### [PROMPT]
Copy out the listing exactly.

### [MATERIAL PROVIDED]
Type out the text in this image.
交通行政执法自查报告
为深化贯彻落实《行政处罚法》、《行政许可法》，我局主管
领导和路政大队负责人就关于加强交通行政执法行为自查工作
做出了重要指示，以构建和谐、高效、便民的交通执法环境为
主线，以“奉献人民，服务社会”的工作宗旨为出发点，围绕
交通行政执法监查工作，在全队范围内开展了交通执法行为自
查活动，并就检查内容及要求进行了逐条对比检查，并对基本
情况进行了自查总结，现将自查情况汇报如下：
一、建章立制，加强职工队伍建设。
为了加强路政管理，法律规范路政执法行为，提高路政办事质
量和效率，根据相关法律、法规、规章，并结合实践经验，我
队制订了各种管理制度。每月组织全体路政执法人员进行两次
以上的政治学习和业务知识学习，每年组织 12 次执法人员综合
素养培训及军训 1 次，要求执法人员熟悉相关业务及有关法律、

### [WORKED SOLUTION]
Type out the text in this image.
交通行政执法自查报告
为深化贯彻落实《行政处罚法》、《行政许可法》，我局主管
领导和路政大队负责人就关于加强交通行政执法行为自查工作
做出了重要指示，以构建和谐、高效、便民的交通执法环境为
主线，以“奉献人民，服务社会”的工作宗旨为出发点，围绕
交通行政执法监查工作，在全队范围内开展了交通执法行为自
查活动，并就检查内容及要求进行了逐条对比检查，并对基本
情况进行了自查总结，现将自查情况汇报如下：
一、建章立制，加强职工队伍建设。
为了加强路政管理，法律规范路政执法行为，提高路政办事质
量和效率，根据相关法律、法规、规章，并结合实践经验，我
队制订了各种管理制度。每月组织全体路政执法人员进行两次
以上的政治学习和业务知识学习，每年组织 12 次执法人员综合
素养培训及军训 1 次，要求执法人员熟悉相关业务及有关法律、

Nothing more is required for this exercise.